▶ PROVIDED TEXT:
# # #

- Kiratpur Raja Ram Kiratpur Raja Ram
- Coordinates: 25°51′22″N 85°17′06″E﻿ / ﻿25.856°N 85.285°E
- Country: India
- State: Bihar
- District: Vaishali
- Block: Bhagwanpur

Area
- • Total: 3.71 km^{2} (1.43 sq mi)
- Elevation: 55 m (180 ft)

Population (2011)
- • Total: 10,891
- • Density: 2,940/km^{2} (7,600/sq mi)
- Time zone: UTC+5:30 (IST)
- Postal Index Number: 844114
- STD code: 06224

= Kiratpur Raja Ram =

Kiratpur Raja Ram is a village in Vaishali district of Bihar, India. It is located in the Bhagwanpur block.

According to the 2011 Census of India, the village has 2020 households with a total population of 10,891. This includes 5717 males and 5174 females. The effective literacy rate (literacy rate excluding children aged 6 years and below) is 58.41%.

# # #

▶ Data excerpts:
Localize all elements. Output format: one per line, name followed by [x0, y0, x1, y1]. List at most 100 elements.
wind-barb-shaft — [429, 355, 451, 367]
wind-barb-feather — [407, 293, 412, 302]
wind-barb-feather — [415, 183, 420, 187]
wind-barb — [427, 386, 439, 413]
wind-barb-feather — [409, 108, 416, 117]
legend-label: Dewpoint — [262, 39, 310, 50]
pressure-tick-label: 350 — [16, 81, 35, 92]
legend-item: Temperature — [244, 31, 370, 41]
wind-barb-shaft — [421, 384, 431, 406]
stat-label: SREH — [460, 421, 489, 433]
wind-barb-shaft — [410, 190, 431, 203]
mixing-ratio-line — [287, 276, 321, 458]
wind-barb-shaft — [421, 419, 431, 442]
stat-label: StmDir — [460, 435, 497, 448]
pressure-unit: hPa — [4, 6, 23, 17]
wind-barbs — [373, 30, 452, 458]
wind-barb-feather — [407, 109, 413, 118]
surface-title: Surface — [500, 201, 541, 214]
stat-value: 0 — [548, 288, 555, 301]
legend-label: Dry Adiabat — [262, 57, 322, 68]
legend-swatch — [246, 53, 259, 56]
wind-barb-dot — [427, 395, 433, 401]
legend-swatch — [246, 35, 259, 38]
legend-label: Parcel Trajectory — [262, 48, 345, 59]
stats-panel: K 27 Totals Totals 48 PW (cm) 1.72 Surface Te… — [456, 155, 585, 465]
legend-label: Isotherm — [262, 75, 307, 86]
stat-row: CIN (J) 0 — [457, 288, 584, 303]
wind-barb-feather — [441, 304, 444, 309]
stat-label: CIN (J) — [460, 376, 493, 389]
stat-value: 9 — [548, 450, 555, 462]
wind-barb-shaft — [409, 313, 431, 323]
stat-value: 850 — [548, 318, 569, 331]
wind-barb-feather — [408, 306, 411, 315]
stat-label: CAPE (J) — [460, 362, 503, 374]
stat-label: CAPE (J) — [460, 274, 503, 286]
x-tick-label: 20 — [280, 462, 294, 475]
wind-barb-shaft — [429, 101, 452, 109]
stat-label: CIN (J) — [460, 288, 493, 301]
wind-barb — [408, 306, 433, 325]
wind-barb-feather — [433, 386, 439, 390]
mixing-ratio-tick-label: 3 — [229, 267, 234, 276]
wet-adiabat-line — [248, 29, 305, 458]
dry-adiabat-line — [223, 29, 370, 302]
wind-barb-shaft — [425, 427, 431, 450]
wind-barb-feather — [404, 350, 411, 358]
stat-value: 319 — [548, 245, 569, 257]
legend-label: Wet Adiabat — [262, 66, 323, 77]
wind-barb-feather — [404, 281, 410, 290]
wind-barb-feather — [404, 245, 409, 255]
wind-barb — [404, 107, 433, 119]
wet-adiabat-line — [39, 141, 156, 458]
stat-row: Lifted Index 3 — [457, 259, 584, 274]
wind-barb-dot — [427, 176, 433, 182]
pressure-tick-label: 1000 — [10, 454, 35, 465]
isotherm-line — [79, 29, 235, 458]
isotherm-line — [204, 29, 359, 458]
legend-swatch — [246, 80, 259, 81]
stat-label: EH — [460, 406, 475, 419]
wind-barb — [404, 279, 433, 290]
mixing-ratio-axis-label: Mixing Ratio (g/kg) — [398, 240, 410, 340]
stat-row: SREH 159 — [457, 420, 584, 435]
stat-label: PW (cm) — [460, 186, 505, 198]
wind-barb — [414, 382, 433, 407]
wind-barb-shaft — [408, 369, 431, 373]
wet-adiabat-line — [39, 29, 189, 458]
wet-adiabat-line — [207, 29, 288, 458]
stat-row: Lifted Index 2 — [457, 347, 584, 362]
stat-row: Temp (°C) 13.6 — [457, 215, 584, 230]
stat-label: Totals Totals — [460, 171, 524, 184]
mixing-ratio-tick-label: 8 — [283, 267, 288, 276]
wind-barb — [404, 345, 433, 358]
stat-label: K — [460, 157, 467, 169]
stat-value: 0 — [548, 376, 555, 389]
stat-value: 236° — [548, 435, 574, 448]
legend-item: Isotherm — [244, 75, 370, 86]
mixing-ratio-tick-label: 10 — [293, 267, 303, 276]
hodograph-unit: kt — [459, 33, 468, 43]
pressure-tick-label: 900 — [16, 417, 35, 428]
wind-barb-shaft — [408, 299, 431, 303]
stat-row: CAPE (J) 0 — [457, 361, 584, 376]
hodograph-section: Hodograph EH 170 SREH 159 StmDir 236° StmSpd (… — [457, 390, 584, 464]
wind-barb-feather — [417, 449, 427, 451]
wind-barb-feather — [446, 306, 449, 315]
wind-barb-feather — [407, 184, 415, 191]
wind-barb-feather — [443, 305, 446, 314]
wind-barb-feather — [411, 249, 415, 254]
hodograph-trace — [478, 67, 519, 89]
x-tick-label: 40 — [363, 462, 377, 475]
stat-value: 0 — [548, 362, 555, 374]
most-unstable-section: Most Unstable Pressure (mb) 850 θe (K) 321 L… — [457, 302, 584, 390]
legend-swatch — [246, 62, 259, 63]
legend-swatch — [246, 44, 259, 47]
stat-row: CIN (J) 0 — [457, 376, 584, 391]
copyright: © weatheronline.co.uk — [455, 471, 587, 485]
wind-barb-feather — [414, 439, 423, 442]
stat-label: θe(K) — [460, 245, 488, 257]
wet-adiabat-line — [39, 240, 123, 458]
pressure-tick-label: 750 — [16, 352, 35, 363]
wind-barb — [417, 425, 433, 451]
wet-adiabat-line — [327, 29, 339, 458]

# # #

▶ TASKS FOR THIS EXERCISE:
(1) Update the Kiratpur Raja Ram article starting with "- Postal Index" and going on through "below) is 58.41%.", swapping "village" for "settlement".
(2) Take the Kiratpur Raja Ram article further, picking up after its final sentence.

▶ LIST OF ANSWERS:
(1)
- Postal Index Number: 844114
- STD code: 06224

= Kiratpur Raja Ram =

Kiratpur Raja Ram is a settlement in Vaishali district of Bihar, India. It is located in the Bhagwanpur block.

According to the 2011 Census of India, the settlement has 2020 households with a total population of 10,891. This includes 5717 males and 5174 females. The effective literacy rate (literacy rate excluding children aged 6 years and below) is 58.41%.

(2)
The Vishun Roy College is located in Kiratpur Rajaram. Owned by an Indian Philanthropist and powerful politician Dr. J Yadav at Judge Sahab, the college was once known for producing state-level exam toppers. However, in 2016, it was de-recognized by the Bihar School Examination Board (BSEB) for irregularities.